Collected data
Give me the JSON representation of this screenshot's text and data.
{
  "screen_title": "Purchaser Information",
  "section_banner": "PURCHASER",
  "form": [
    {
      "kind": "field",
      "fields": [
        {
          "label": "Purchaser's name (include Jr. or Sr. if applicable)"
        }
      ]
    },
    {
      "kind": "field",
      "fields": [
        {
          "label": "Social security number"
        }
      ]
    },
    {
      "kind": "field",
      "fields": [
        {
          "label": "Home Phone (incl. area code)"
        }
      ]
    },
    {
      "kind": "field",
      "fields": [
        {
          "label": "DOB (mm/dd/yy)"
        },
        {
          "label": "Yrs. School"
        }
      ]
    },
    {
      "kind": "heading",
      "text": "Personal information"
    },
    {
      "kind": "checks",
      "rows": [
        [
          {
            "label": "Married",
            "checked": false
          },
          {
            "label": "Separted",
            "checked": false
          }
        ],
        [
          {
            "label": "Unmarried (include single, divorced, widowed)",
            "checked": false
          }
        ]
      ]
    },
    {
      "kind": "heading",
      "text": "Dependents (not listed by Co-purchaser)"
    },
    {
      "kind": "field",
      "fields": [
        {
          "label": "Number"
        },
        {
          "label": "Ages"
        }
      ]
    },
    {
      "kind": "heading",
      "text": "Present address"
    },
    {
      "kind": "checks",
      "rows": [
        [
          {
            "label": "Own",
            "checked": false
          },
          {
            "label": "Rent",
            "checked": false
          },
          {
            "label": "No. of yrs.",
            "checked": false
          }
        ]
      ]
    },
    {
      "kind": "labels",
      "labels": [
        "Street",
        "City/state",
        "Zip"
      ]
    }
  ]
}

The task
Quote all the records exactly, please, leaving none out.

Task answer
Give me the JSON representation of this screenshot's text and data.
{
  "screen_title": "Purchaser Information",
  "section_banner": "PURCHASER",
  "form": [
    {
      "kind": "field",
      "fields": [
        {
          "label": "Purchaser's name (include Jr. or Sr. if applicable)"
        }
      ]
    },
    {
      "kind": "field",
      "fields": [
        {
          "label": "Social security number"
        }
      ]
    },
    {
      "kind": "field",
      "fields": [
        {
          "label": "Home Phone (incl. area code)"
        }
      ]
    },
    {
      "kind": "field",
      "fields": [
        {
          "label": "DOB (mm/dd/yy)"
        },
        {
          "label": "Yrs. School"
        }
      ]
    },
    {
      "kind": "heading",
      "text": "Personal information"
    },
    {
      "kind": "checks",
      "rows": [
        [
          {
            "label": "Married",
            "checked": false
          },
          {
            "label": "Separted",
            "checked": false
          }
        ],
        [
          {
            "label": "Unmarried (include single, divorced, widowed)",
            "checked": false
          }
        ]
      ]
    },
    {
      "kind": "heading",
      "text": "Dependents (not listed by Co-purchaser)"
    },
    {
      "kind": "field",
      "fields": [
        {
          "label": "Number"
        },
        {
          "label": "Ages"
        }
      ]
    },
    {
      "kind": "heading",
      "text": "Present address"
    },
    {
      "kind": "checks",
      "rows": [
        [
          {
            "label": "Own",
            "checked": false
          },
          {
            "label": "Rent",
            "checked": false
          },
          {
            "label": "No. of yrs.",
            "checked": false
          }
        ]
      ]
    },
    {
      "kind": "labels",
      "labels": [
        "Street",
        "City/state",
        "Zip"
      ]
    }
  ]
}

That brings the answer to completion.